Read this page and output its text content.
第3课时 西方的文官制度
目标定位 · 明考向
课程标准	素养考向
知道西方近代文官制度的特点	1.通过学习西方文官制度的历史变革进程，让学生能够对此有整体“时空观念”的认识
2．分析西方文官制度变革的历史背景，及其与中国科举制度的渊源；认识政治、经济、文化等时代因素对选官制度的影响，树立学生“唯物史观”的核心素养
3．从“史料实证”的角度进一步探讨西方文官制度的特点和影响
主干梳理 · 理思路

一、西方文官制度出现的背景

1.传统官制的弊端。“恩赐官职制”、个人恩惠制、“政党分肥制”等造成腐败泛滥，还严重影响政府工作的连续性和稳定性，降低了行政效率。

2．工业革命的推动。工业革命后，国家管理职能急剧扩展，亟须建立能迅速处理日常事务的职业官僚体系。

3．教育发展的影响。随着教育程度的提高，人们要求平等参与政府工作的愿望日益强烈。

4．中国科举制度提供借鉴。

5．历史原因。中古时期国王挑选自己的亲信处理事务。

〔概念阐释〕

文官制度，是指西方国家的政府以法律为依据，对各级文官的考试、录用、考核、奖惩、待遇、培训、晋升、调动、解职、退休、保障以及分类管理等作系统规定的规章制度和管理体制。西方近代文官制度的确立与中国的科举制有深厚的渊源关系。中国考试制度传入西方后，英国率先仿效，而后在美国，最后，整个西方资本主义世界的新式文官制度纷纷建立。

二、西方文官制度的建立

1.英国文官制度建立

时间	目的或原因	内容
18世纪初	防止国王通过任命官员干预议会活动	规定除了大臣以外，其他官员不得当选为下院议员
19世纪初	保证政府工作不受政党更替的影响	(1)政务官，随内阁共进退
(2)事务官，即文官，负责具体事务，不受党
*****
■ **Written request**: Your task is to print the whole listing again exactly.

■ **Answer**:
Read this page and output its text content.
第3课时 西方的文官制度
目标定位 · 明考向
课程标准	素养考向
知道西方近代文官制度的特点	1.通过学习西方文官制度的历史变革进程，让学生能够对此有整体“时空观念”的认识
2．分析西方文官制度变革的历史背景，及其与中国科举制度的渊源；认识政治、经济、文化等时代因素对选官制度的影响，树立学生“唯物史观”的核心素养
3．从“史料实证”的角度进一步探讨西方文官制度的特点和影响
主干梳理 · 理思路

一、西方文官制度出现的背景

1.传统官制的弊端。“恩赐官职制”、个人恩惠制、“政党分肥制”等造成腐败泛滥，还严重影响政府工作的连续性和稳定性，降低了行政效率。

2．工业革命的推动。工业革命后，国家管理职能急剧扩展，亟须建立能迅速处理日常事务的职业官僚体系。

3．教育发展的影响。随着教育程度的提高，人们要求平等参与政府工作的愿望日益强烈。

4．中国科举制度提供借鉴。

5．历史原因。中古时期国王挑选自己的亲信处理事务。

〔概念阐释〕

文官制度，是指西方国家的政府以法律为依据，对各级文官的考试、录用、考核、奖惩、待遇、培训、晋升、调动、解职、退休、保障以及分类管理等作系统规定的规章制度和管理体制。西方近代文官制度的确立与中国的科举制有深厚的渊源关系。中国考试制度传入西方后，英国率先仿效，而后在美国，最后，整个西方资本主义世界的新式文官制度纷纷建立。

二、西方文官制度的建立

1.英国文官制度建立

时间	目的或原因	内容
18世纪初	防止国王通过任命官员干预议会活动	规定除了大臣以外，其他官员不得当选为下院议员
19世纪初	保证政府工作不受政党更替的影响	(1)政务官，随内阁共进退
(2)事务官，即文官，负责具体事务，不受党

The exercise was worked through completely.